** Exercise material **
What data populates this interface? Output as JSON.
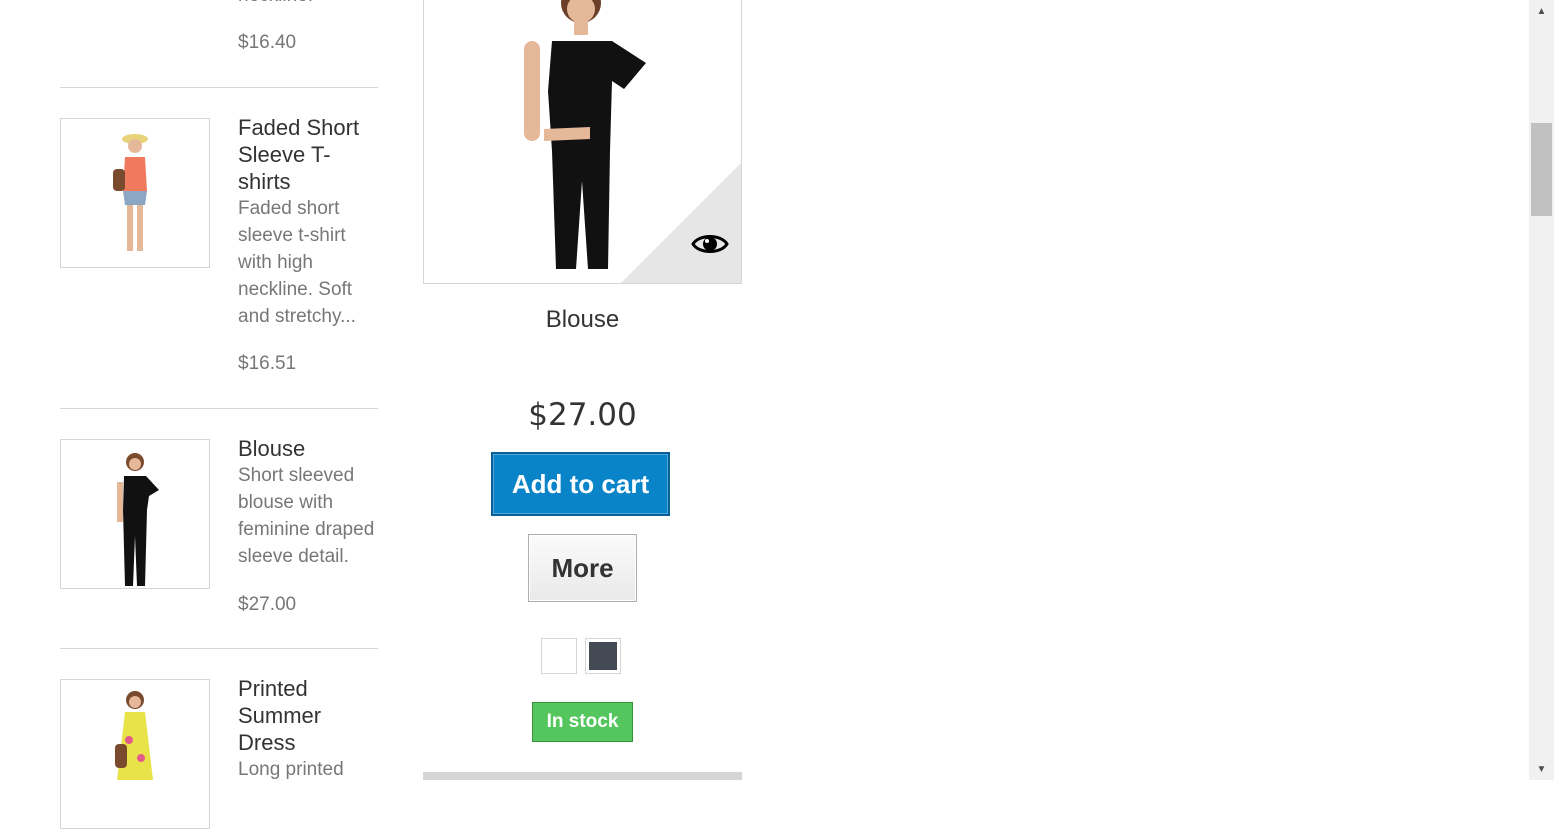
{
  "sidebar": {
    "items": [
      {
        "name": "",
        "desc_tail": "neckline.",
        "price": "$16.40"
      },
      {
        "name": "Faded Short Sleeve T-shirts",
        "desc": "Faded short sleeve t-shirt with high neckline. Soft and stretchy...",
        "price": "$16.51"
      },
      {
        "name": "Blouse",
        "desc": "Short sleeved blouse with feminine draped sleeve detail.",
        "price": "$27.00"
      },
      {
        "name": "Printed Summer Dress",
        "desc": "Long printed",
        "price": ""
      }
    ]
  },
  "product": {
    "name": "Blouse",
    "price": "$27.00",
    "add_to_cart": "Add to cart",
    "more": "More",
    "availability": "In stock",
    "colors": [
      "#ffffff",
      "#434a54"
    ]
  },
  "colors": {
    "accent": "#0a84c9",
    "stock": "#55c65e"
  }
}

...

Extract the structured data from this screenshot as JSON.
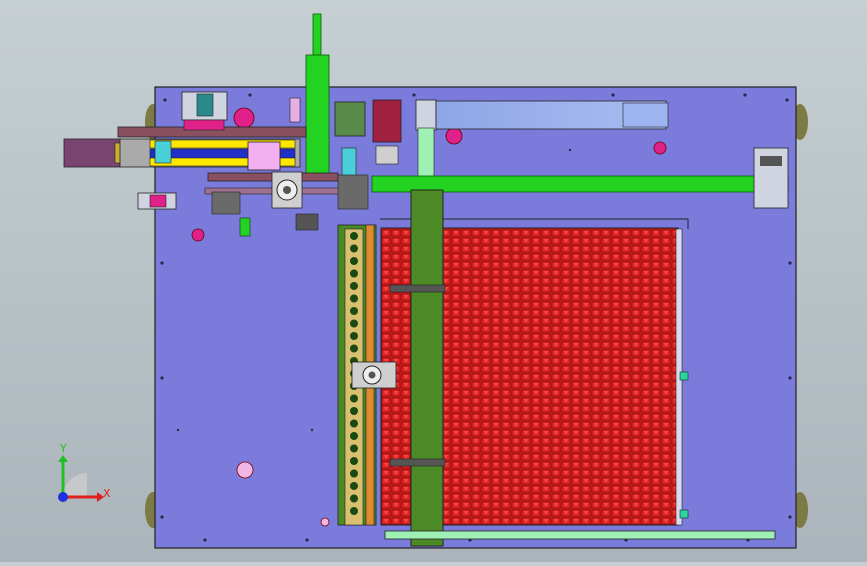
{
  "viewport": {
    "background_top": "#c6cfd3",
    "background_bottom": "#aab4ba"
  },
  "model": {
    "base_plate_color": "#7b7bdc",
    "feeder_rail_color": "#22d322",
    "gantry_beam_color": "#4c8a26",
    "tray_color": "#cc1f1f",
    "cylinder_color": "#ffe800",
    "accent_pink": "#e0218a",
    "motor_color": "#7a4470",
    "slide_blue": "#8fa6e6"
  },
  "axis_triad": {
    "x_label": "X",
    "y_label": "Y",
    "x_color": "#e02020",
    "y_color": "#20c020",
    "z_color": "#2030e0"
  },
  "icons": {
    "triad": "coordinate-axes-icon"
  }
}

** The request **
Check every line of the records above for the string "name" and say how many contain it, giving the number alone.

** Written response **
5